[Rows from a figure dataset]
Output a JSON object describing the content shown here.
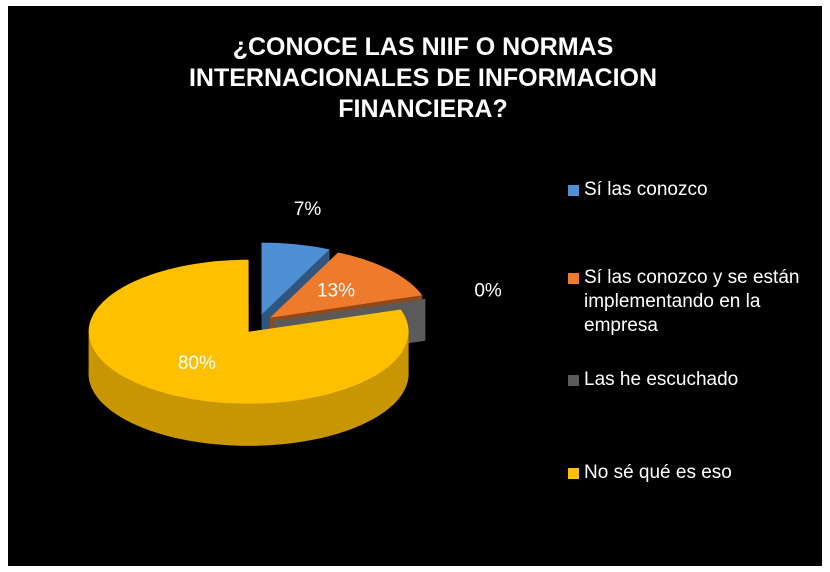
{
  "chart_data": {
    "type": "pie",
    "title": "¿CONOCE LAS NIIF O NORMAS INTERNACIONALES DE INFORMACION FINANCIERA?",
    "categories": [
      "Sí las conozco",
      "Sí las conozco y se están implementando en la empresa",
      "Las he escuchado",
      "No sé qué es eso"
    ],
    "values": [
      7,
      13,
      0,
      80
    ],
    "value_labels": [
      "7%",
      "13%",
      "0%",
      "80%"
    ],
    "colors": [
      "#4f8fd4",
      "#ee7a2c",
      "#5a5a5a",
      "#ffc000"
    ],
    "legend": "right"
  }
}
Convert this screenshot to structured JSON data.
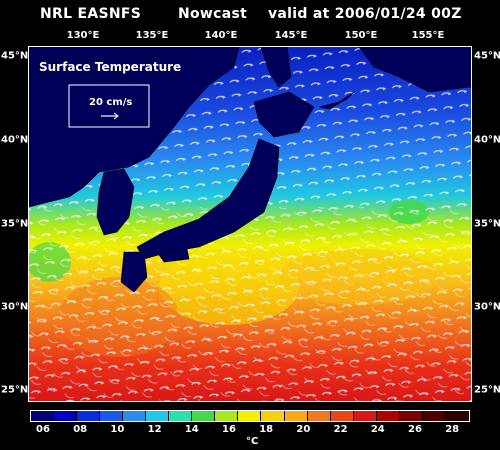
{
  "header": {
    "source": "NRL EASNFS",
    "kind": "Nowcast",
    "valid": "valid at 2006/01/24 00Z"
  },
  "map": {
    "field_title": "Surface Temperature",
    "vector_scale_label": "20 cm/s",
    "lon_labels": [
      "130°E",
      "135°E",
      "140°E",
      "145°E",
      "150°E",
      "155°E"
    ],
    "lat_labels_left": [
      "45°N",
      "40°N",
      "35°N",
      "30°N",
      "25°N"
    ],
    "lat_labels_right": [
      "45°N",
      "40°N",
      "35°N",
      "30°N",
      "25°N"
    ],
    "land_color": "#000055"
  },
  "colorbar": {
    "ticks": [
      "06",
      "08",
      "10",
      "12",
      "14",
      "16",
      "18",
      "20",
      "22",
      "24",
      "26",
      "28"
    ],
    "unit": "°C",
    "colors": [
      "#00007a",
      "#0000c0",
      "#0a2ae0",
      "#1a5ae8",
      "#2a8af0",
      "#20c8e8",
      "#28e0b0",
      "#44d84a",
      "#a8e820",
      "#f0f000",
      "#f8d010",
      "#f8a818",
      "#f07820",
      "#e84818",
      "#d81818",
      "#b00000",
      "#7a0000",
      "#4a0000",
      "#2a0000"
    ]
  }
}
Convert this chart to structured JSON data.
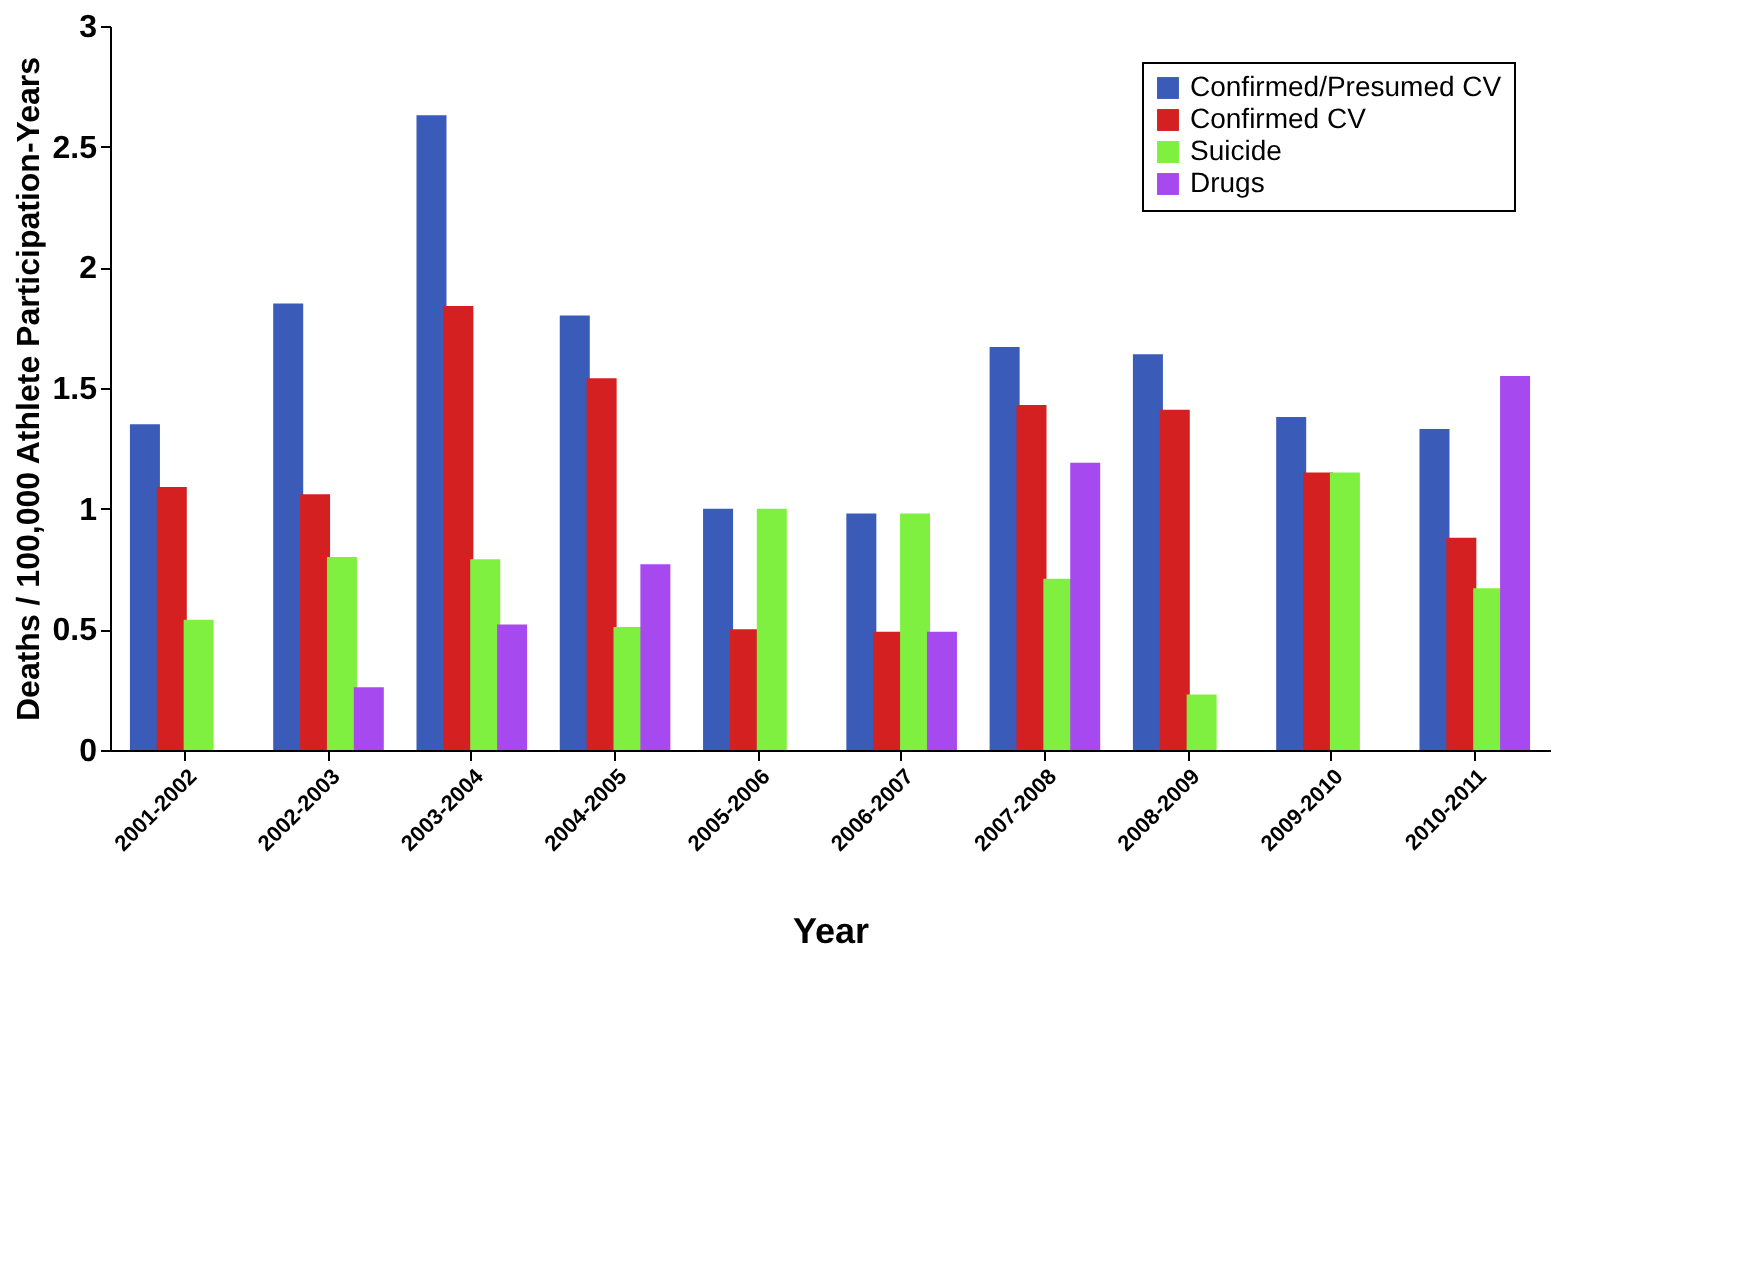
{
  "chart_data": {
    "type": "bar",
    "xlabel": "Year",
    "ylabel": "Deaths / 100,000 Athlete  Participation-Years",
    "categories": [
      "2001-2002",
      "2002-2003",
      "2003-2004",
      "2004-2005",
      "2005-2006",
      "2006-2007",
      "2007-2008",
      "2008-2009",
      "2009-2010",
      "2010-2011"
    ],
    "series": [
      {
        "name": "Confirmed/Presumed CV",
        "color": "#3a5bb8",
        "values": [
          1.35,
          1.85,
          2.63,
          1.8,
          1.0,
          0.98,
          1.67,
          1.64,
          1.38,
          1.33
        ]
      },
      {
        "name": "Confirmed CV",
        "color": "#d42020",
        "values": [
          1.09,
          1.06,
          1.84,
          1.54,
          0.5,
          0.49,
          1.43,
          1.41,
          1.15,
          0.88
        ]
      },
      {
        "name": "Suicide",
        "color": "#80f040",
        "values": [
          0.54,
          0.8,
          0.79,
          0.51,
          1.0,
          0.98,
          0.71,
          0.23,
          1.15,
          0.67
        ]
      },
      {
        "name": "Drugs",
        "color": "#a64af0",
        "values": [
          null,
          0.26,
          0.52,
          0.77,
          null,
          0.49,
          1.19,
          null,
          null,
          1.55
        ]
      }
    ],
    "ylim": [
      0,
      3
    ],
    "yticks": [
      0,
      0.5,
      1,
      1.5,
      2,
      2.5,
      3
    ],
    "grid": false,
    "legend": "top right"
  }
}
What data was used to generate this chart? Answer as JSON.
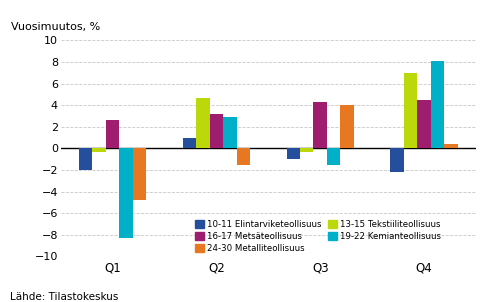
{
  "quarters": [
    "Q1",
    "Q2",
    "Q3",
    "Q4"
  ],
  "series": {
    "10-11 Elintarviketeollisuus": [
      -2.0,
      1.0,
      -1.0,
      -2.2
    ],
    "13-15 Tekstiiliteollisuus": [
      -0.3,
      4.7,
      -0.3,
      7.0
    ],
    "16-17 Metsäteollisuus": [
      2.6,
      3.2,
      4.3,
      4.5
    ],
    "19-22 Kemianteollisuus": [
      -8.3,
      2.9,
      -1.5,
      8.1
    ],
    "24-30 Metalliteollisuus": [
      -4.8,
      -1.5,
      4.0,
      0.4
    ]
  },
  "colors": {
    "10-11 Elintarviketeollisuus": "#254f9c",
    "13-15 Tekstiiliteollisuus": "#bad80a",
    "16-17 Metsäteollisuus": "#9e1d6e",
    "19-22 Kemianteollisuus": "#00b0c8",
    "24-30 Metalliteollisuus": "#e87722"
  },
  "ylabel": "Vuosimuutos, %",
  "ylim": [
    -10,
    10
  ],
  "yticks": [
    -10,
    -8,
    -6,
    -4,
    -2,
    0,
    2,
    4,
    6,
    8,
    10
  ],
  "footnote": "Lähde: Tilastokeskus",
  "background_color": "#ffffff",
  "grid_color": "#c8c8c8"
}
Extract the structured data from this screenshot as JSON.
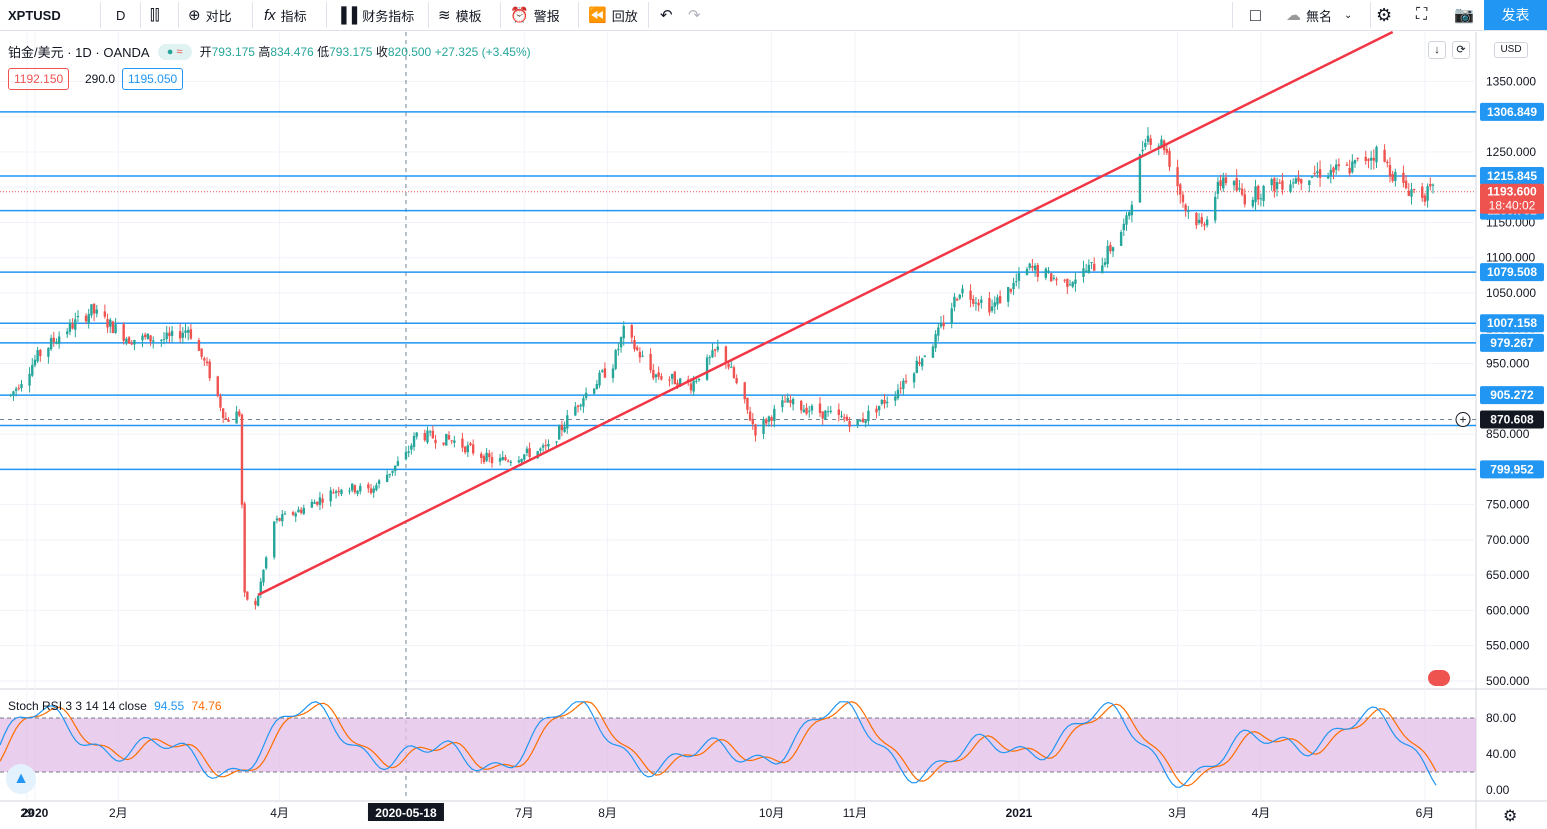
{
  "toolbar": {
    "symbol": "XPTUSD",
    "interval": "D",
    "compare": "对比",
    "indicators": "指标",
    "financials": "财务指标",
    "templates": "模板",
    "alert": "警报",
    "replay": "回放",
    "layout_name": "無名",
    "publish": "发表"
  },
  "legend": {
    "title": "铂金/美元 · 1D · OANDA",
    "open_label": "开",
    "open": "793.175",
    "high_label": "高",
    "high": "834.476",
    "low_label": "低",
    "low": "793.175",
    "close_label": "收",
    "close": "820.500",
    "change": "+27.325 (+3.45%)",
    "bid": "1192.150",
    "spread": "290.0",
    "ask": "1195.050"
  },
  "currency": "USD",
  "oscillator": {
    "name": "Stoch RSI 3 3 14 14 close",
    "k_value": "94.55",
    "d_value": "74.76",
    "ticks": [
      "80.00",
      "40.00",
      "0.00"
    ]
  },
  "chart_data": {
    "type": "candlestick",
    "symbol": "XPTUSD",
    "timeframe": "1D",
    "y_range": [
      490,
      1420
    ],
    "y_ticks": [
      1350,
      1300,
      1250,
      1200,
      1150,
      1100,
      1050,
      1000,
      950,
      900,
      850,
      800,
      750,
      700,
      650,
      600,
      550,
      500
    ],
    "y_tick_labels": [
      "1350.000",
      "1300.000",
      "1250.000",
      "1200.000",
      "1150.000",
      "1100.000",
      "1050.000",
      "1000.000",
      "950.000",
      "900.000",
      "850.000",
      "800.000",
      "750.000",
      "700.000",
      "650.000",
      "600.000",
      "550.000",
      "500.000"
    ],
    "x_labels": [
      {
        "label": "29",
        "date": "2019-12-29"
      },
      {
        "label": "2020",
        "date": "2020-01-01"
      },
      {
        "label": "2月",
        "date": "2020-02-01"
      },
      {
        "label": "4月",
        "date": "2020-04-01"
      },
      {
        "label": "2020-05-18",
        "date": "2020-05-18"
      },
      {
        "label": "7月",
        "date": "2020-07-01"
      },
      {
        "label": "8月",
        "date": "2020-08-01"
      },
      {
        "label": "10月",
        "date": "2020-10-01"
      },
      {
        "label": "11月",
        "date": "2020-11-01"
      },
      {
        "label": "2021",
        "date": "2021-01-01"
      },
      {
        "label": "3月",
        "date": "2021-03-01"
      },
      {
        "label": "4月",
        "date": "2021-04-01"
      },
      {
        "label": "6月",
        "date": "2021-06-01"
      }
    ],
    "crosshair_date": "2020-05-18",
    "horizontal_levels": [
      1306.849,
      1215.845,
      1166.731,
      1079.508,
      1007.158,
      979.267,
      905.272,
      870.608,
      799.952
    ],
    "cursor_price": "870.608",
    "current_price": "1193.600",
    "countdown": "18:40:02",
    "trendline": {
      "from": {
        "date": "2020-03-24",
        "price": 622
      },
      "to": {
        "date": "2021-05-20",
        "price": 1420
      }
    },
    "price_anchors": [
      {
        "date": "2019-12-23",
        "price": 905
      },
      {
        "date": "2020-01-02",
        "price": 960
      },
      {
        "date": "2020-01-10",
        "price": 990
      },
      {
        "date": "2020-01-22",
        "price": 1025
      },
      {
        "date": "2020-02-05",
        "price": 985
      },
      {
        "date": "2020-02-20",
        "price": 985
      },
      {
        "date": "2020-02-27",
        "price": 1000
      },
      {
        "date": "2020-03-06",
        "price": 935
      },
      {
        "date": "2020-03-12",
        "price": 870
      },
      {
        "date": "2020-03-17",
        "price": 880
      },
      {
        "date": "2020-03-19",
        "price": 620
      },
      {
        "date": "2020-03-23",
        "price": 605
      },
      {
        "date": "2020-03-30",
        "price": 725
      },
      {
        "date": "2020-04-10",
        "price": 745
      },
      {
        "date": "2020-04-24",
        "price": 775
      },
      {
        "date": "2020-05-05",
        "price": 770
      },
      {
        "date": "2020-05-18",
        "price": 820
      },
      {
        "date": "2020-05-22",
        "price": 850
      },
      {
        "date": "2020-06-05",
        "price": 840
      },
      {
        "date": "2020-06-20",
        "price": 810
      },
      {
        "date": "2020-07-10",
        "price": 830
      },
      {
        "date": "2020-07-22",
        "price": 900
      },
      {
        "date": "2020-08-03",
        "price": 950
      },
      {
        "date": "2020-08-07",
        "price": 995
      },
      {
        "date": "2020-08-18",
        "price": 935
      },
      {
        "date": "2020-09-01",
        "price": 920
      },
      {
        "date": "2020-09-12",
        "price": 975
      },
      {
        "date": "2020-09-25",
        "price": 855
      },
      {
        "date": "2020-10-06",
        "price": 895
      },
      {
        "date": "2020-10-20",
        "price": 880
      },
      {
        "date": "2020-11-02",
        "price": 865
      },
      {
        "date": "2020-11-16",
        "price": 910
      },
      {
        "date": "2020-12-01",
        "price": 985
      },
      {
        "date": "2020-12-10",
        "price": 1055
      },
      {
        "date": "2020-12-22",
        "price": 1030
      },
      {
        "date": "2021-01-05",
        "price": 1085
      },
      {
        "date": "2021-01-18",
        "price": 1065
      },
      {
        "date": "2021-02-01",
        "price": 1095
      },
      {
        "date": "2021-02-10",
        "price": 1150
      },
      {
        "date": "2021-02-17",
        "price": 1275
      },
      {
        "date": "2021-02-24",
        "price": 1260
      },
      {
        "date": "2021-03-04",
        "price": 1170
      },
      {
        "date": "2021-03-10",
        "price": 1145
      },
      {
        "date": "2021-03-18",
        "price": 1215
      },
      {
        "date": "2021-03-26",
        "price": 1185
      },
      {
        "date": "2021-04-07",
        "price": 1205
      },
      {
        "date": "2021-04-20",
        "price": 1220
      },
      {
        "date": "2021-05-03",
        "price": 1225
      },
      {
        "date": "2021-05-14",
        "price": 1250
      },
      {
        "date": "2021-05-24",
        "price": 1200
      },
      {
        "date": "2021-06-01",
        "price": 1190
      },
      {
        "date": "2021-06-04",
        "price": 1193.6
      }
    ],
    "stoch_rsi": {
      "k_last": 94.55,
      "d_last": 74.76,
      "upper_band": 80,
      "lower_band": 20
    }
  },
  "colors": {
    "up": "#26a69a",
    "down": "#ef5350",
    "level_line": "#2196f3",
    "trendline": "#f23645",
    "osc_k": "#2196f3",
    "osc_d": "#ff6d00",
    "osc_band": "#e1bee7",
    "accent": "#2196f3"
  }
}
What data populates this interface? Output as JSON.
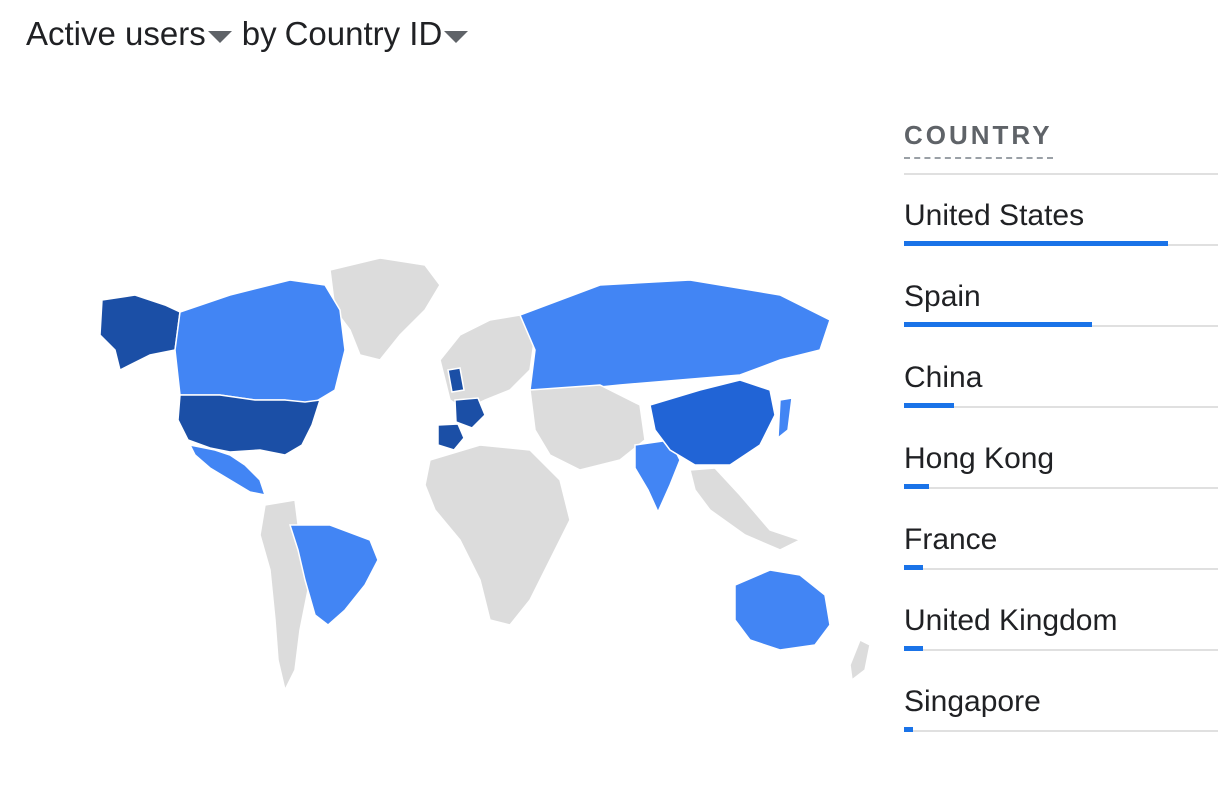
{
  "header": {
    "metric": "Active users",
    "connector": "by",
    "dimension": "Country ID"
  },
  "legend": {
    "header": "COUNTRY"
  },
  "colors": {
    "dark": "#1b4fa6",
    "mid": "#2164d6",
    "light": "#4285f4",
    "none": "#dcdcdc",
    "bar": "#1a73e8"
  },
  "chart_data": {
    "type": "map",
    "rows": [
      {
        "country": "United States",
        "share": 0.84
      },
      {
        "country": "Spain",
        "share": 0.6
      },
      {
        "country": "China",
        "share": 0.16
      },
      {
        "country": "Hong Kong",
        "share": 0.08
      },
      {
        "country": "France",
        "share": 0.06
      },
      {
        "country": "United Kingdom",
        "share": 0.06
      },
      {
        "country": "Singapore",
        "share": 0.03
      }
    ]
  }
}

* Exercise requirements: From the listing above, copy every line that holds the string "What".

* Task answer:
What data was used to generate this chart? Answer as JSON.
What data populates this interface? Output as JSON.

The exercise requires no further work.